■ PROBLEM STATEMENT:
What follows is a set of records; repeat all of them exactly.
[Start INFORMATION PROVIDED]
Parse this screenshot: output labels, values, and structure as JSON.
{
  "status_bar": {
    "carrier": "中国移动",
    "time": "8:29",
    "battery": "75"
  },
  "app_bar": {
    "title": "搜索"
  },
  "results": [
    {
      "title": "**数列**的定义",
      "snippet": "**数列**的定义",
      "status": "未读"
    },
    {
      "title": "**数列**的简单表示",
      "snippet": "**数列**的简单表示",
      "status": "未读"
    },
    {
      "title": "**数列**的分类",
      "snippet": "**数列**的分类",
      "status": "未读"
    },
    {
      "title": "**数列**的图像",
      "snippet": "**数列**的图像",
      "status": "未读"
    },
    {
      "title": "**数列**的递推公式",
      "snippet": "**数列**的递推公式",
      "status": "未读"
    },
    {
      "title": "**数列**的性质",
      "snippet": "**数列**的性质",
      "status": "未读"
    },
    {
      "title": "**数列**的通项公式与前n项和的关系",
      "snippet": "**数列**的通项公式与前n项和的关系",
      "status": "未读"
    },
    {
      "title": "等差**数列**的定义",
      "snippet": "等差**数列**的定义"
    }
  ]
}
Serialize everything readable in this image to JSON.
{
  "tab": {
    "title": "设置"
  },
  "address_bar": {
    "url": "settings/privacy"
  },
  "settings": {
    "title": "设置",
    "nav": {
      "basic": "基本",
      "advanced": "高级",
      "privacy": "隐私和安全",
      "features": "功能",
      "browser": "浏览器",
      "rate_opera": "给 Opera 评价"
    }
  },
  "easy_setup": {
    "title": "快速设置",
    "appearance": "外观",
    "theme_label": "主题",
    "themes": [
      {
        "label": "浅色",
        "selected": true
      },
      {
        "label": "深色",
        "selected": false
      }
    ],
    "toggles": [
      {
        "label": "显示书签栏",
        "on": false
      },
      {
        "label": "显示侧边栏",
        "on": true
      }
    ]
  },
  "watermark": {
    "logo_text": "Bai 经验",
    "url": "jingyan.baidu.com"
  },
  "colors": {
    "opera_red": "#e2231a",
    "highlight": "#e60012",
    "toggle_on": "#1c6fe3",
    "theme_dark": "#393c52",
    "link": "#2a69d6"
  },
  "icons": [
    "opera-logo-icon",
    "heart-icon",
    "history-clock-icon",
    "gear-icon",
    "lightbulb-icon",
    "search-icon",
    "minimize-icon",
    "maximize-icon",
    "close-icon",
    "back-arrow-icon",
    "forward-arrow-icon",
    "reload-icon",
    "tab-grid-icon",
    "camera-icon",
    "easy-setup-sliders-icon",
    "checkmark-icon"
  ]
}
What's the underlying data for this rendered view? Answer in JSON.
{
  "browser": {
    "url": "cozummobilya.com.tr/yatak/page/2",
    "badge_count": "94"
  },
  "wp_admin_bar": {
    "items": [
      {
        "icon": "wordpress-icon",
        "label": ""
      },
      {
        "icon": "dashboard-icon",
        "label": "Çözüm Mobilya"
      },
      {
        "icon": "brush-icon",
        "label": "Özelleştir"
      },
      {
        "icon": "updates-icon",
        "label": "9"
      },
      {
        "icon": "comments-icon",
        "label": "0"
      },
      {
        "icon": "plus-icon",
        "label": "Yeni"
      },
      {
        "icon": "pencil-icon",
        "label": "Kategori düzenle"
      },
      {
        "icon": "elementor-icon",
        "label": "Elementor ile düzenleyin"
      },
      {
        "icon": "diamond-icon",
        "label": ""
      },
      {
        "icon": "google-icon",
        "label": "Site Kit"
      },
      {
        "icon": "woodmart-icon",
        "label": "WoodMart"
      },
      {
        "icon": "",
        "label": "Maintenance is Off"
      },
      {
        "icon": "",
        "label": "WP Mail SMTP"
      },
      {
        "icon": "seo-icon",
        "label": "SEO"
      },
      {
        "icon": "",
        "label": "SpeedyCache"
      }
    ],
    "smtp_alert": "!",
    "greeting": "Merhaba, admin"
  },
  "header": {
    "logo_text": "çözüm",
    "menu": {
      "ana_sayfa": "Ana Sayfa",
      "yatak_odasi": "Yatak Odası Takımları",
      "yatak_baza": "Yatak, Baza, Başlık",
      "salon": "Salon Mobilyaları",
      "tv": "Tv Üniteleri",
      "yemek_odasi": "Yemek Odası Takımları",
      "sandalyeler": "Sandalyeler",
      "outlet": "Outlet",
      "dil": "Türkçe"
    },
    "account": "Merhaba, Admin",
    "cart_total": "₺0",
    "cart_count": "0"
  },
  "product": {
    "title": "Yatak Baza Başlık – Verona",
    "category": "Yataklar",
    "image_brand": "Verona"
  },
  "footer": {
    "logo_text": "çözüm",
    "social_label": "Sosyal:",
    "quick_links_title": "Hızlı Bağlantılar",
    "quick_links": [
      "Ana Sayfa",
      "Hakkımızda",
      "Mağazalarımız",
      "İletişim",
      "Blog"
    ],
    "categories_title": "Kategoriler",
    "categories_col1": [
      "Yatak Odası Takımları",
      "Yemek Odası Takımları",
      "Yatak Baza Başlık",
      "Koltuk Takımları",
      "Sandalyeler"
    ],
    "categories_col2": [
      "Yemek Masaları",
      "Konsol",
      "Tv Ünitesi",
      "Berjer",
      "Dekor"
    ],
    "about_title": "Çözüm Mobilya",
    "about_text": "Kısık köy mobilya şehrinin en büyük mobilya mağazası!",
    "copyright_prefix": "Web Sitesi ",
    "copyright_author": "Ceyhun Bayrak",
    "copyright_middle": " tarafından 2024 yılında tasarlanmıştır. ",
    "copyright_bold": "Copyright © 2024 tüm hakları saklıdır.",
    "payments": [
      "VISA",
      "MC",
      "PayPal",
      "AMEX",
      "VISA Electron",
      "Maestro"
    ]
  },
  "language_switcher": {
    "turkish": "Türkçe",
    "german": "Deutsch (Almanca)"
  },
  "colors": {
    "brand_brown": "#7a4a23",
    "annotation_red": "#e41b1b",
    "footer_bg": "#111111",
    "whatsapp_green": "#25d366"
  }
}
[End INFORMATION PROVIDED]
■ RESULT:
Parse this screenshot: output labels, values, and structure as JSON.
{
  "status_bar": {
    "carrier": "中国移动",
    "time": "8:29",
    "battery": "75"
  },
  "app_bar": {
    "title": "搜索"
  },
  "results": [
    {
      "title": "**数列**的定义",
      "snippet": "**数列**的定义",
      "status": "未读"
    },
    {
      "title": "**数列**的简单表示",
      "snippet": "**数列**的简单表示",
      "status": "未读"
    },
    {
      "title": "**数列**的分类",
      "snippet": "**数列**的分类",
      "status": "未读"
    },
    {
      "title": "**数列**的图像",
      "snippet": "**数列**的图像",
      "status": "未读"
    },
    {
      "title": "**数列**的递推公式",
      "snippet": "**数列**的递推公式",
      "status": "未读"
    },
    {
      "title": "**数列**的性质",
      "snippet": "**数列**的性质",
      "status": "未读"
    },
    {
      "title": "**数列**的通项公式与前n项和的关系",
      "snippet": "**数列**的通项公式与前n项和的关系",
      "status": "未读"
    },
    {
      "title": "等差**数列**的定义",
      "snippet": "等差**数列**的定义"
    }
  ]
}
Serialize everything readable in this image to JSON.
{
  "tab": {
    "title": "设置"
  },
  "address_bar": {
    "url": "settings/privacy"
  },
  "settings": {
    "title": "设置",
    "nav": {
      "basic": "基本",
      "advanced": "高级",
      "privacy": "隐私和安全",
      "features": "功能",
      "browser": "浏览器",
      "rate_opera": "给 Opera 评价"
    }
  },
  "easy_setup": {
    "title": "快速设置",
    "appearance": "外观",
    "theme_label": "主题",
    "themes": [
      {
        "label": "浅色",
        "selected": true
      },
      {
        "label": "深色",
        "selected": false
      }
    ],
    "toggles": [
      {
        "label": "显示书签栏",
        "on": false
      },
      {
        "label": "显示侧边栏",
        "on": true
      }
    ]
  },
  "watermark": {
    "logo_text": "Bai 经验",
    "url": "jingyan.baidu.com"
  },
  "colors": {
    "opera_red": "#e2231a",
    "highlight": "#e60012",
    "toggle_on": "#1c6fe3",
    "theme_dark": "#393c52",
    "link": "#2a69d6"
  },
  "icons": [
    "opera-logo-icon",
    "heart-icon",
    "history-clock-icon",
    "gear-icon",
    "lightbulb-icon",
    "search-icon",
    "minimize-icon",
    "maximize-icon",
    "close-icon",
    "back-arrow-icon",
    "forward-arrow-icon",
    "reload-icon",
    "tab-grid-icon",
    "camera-icon",
    "easy-setup-sliders-icon",
    "checkmark-icon"
  ]
}
What's the underlying data for this rendered view? Answer in JSON.
{
  "browser": {
    "url": "cozummobilya.com.tr/yatak/page/2",
    "badge_count": "94"
  },
  "wp_admin_bar": {
    "items": [
      {
        "icon": "wordpress-icon",
        "label": ""
      },
      {
        "icon": "dashboard-icon",
        "label": "Çözüm Mobilya"
      },
      {
        "icon": "brush-icon",
        "label": "Özelleştir"
      },
      {
        "icon": "updates-icon",
        "label": "9"
      },
      {
        "icon": "comments-icon",
        "label": "0"
      },
      {
        "icon": "plus-icon",
        "label": "Yeni"
      },
      {
        "icon": "pencil-icon",
        "label": "Kategori düzenle"
      },
      {
        "icon": "elementor-icon",
        "label": "Elementor ile düzenleyin"
      },
      {
        "icon": "diamond-icon",
        "label": ""
      },
      {
        "icon": "google-icon",
        "label": "Site Kit"
      },
      {
        "icon": "woodmart-icon",
        "label": "WoodMart"
      },
      {
        "icon": "",
        "label": "Maintenance is Off"
      },
      {
        "icon": "",
        "label": "WP Mail SMTP"
      },
      {
        "icon": "seo-icon",
        "label": "SEO"
      },
      {
        "icon": "",
        "label": "SpeedyCache"
      }
    ],
    "smtp_alert": "!",
    "greeting": "Merhaba, admin"
  },
  "header": {
    "logo_text": "çözüm",
    "menu": {
      "ana_sayfa": "Ana Sayfa",
      "yatak_odasi": "Yatak Odası Takımları",
      "yatak_baza": "Yatak, Baza, Başlık",
      "salon": "Salon Mobilyaları",
      "tv": "Tv Üniteleri",
      "yemek_odasi": "Yemek Odası Takımları",
      "sandalyeler": "Sandalyeler",
      "outlet": "Outlet",
      "dil": "Türkçe"
    },
    "account": "Merhaba, Admin",
    "cart_total": "₺0",
    "cart_count": "0"
  },
  "product": {
    "title": "Yatak Baza Başlık – Verona",
    "category": "Yataklar",
    "image_brand": "Verona"
  },
  "footer": {
    "logo_text": "çözüm",
    "social_label": "Sosyal:",
    "quick_links_title": "Hızlı Bağlantılar",
    "quick_links": [
      "Ana Sayfa",
      "Hakkımızda",
      "Mağazalarımız",
      "İletişim",
      "Blog"
    ],
    "categories_title": "Kategoriler",
    "categories_col1": [
      "Yatak Odası Takımları",
      "Yemek Odası Takımları",
      "Yatak Baza Başlık",
      "Koltuk Takımları",
      "Sandalyeler"
    ],
    "categories_col2": [
      "Yemek Masaları",
      "Konsol",
      "Tv Ünitesi",
      "Berjer",
      "Dekor"
    ],
    "about_title": "Çözüm Mobilya",
    "about_text": "Kısık köy mobilya şehrinin en büyük mobilya mağazası!",
    "copyright_prefix": "Web Sitesi ",
    "copyright_author": "Ceyhun Bayrak",
    "copyright_middle": " tarafından 2024 yılında tasarlanmıştır. ",
    "copyright_bold": "Copyright © 2024 tüm hakları saklıdır.",
    "payments": [
      "VISA",
      "MC",
      "PayPal",
      "AMEX",
      "VISA Electron",
      "Maestro"
    ]
  },
  "language_switcher": {
    "turkish": "Türkçe",
    "german": "Deutsch (Almanca)"
  },
  "colors": {
    "brand_brown": "#7a4a23",
    "annotation_red": "#e41b1b",
    "footer_bg": "#111111",
    "whatsapp_green": "#25d366"
  }
}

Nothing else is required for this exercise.